[Records for this task Boundary: Start]

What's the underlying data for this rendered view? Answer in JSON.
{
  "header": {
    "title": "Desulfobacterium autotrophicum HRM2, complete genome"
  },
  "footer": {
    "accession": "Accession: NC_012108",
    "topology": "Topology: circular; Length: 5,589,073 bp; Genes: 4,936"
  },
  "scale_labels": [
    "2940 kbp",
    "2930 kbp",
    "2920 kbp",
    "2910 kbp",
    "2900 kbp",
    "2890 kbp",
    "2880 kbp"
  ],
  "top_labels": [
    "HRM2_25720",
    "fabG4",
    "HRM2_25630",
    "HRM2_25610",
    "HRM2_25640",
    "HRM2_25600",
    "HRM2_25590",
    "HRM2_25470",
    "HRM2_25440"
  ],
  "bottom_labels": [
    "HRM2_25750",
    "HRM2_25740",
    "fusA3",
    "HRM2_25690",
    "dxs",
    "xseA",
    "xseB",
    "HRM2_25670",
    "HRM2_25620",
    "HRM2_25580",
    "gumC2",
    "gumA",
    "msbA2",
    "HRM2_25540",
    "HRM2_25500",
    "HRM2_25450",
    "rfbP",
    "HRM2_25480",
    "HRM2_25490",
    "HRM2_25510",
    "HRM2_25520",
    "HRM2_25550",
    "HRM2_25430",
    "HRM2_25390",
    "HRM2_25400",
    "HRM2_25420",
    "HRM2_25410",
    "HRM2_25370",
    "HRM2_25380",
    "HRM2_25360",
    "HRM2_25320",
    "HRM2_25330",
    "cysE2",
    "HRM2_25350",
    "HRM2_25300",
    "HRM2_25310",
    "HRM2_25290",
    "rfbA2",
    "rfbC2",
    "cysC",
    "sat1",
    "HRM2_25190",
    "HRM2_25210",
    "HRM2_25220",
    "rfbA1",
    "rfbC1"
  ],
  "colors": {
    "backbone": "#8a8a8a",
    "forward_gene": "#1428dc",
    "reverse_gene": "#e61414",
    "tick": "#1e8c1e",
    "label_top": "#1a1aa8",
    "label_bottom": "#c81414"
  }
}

[Records for this task Boundary: End]

## Exercise
Please give the full set of data again exactly.

## Answer to the exercise
What's the underlying data for this rendered view? Answer in JSON.
{
  "header": {
    "title": "Desulfobacterium autotrophicum HRM2, complete genome"
  },
  "footer": {
    "accession": "Accession: NC_012108",
    "topology": "Topology: circular; Length: 5,589,073 bp; Genes: 4,936"
  },
  "scale_labels": [
    "2940 kbp",
    "2930 kbp",
    "2920 kbp",
    "2910 kbp",
    "2900 kbp",
    "2890 kbp",
    "2880 kbp"
  ],
  "top_labels": [
    "HRM2_25720",
    "fabG4",
    "HRM2_25630",
    "HRM2_25610",
    "HRM2_25640",
    "HRM2_25600",
    "HRM2_25590",
    "HRM2_25470",
    "HRM2_25440"
  ],
  "bottom_labels": [
    "HRM2_25750",
    "HRM2_25740",
    "fusA3",
    "HRM2_25690",
    "dxs",
    "xseA",
    "xseB",
    "HRM2_25670",
    "HRM2_25620",
    "HRM2_25580",
    "gumC2",
    "gumA",
    "msbA2",
    "HRM2_25540",
    "HRM2_25500",
    "HRM2_25450",
    "rfbP",
    "HRM2_25480",
    "HRM2_25490",
    "HRM2_25510",
    "HRM2_25520",
    "HRM2_25550",
    "HRM2_25430",
    "HRM2_25390",
    "HRM2_25400",
    "HRM2_25420",
    "HRM2_25410",
    "HRM2_25370",
    "HRM2_25380",
    "HRM2_25360",
    "HRM2_25320",
    "HRM2_25330",
    "cysE2",
    "HRM2_25350",
    "HRM2_25300",
    "HRM2_25310",
    "HRM2_25290",
    "rfbA2",
    "rfbC2",
    "cysC",
    "sat1",
    "HRM2_25190",
    "HRM2_25210",
    "HRM2_25220",
    "rfbA1",
    "rfbC1"
  ],
  "colors": {
    "backbone": "#8a8a8a",
    "forward_gene": "#1428dc",
    "reverse_gene": "#e61414",
    "tick": "#1e8c1e",
    "label_top": "#1a1aa8",
    "label_bottom": "#c81414"
  }
}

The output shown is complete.